**Your goal**. Write out each line of the material again, word for word.

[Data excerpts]

━━━

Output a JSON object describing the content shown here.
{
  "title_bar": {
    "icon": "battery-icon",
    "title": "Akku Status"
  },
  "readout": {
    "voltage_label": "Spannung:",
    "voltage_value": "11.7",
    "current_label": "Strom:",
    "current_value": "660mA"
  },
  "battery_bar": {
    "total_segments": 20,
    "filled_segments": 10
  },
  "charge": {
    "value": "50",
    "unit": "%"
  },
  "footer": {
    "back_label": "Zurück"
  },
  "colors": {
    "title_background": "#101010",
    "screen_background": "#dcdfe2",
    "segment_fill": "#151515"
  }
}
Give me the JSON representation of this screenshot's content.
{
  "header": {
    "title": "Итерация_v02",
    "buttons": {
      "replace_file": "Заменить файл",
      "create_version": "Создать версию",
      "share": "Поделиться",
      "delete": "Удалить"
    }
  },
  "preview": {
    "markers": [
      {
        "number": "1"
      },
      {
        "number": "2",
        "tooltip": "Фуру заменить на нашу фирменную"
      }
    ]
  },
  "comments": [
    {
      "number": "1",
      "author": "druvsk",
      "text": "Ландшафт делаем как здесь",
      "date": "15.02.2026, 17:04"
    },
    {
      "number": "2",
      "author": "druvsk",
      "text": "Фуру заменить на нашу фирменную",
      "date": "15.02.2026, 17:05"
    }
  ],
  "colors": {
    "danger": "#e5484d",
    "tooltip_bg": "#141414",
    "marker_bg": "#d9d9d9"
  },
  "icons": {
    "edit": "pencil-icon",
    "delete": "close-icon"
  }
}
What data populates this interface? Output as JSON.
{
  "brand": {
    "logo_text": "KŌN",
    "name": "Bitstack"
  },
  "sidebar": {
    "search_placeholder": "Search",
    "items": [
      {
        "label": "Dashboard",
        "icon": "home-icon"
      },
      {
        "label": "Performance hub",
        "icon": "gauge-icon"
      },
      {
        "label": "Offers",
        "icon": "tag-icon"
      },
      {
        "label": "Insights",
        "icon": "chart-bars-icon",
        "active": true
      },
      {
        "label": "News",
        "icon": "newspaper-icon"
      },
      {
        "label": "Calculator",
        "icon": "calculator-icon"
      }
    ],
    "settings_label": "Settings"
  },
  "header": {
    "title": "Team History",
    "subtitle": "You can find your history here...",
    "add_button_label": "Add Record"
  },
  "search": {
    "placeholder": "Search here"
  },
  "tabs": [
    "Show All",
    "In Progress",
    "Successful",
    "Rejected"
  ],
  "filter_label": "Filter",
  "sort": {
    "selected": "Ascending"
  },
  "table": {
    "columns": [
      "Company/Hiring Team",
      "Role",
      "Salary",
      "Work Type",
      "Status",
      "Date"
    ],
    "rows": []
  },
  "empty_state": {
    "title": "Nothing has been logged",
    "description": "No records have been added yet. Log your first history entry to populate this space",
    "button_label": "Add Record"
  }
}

━━━

**Response**.
Output a JSON object describing the content shown here.
{
  "title_bar": {
    "icon": "battery-icon",
    "title": "Akku Status"
  },
  "readout": {
    "voltage_label": "Spannung:",
    "voltage_value": "11.7",
    "current_label": "Strom:",
    "current_value": "660mA"
  },
  "battery_bar": {
    "total_segments": 20,
    "filled_segments": 10
  },
  "charge": {
    "value": "50",
    "unit": "%"
  },
  "footer": {
    "back_label": "Zurück"
  },
  "colors": {
    "title_background": "#101010",
    "screen_background": "#dcdfe2",
    "segment_fill": "#151515"
  }
}
Give me the JSON representation of this screenshot's content.
{
  "header": {
    "title": "Итерация_v02",
    "buttons": {
      "replace_file": "Заменить файл",
      "create_version": "Создать версию",
      "share": "Поделиться",
      "delete": "Удалить"
    }
  },
  "preview": {
    "markers": [
      {
        "number": "1"
      },
      {
        "number": "2",
        "tooltip": "Фуру заменить на нашу фирменную"
      }
    ]
  },
  "comments": [
    {
      "number": "1",
      "author": "druvsk",
      "text": "Ландшафт делаем как здесь",
      "date": "15.02.2026, 17:04"
    },
    {
      "number": "2",
      "author": "druvsk",
      "text": "Фуру заменить на нашу фирменную",
      "date": "15.02.2026, 17:05"
    }
  ],
  "colors": {
    "danger": "#e5484d",
    "tooltip_bg": "#141414",
    "marker_bg": "#d9d9d9"
  },
  "icons": {
    "edit": "pencil-icon",
    "delete": "close-icon"
  }
}
What data populates this interface? Output as JSON.
{
  "brand": {
    "logo_text": "KŌN",
    "name": "Bitstack"
  },
  "sidebar": {
    "search_placeholder": "Search",
    "items": [
      {
        "label": "Dashboard",
        "icon": "home-icon"
      },
      {
        "label": "Performance hub",
        "icon": "gauge-icon"
      },
      {
        "label": "Offers",
        "icon": "tag-icon"
      },
      {
        "label": "Insights",
        "icon": "chart-bars-icon",
        "active": true
      },
      {
        "label": "News",
        "icon": "newspaper-icon"
      },
      {
        "label": "Calculator",
        "icon": "calculator-icon"
      }
    ],
    "settings_label": "Settings"
  },
  "header": {
    "title": "Team History",
    "subtitle": "You can find your history here...",
    "add_button_label": "Add Record"
  },
  "search": {
    "placeholder": "Search here"
  },
  "tabs": [
    "Show All",
    "In Progress",
    "Successful",
    "Rejected"
  ],
  "filter_label": "Filter",
  "sort": {
    "selected": "Ascending"
  },
  "table": {
    "columns": [
      "Company/Hiring Team",
      "Role",
      "Salary",
      "Work Type",
      "Status",
      "Date"
    ],
    "rows": []
  },
  "empty_state": {
    "title": "Nothing has been logged",
    "description": "No records have been added yet. Log your first history entry to populate this space",
    "button_label": "Add Record"
  }
}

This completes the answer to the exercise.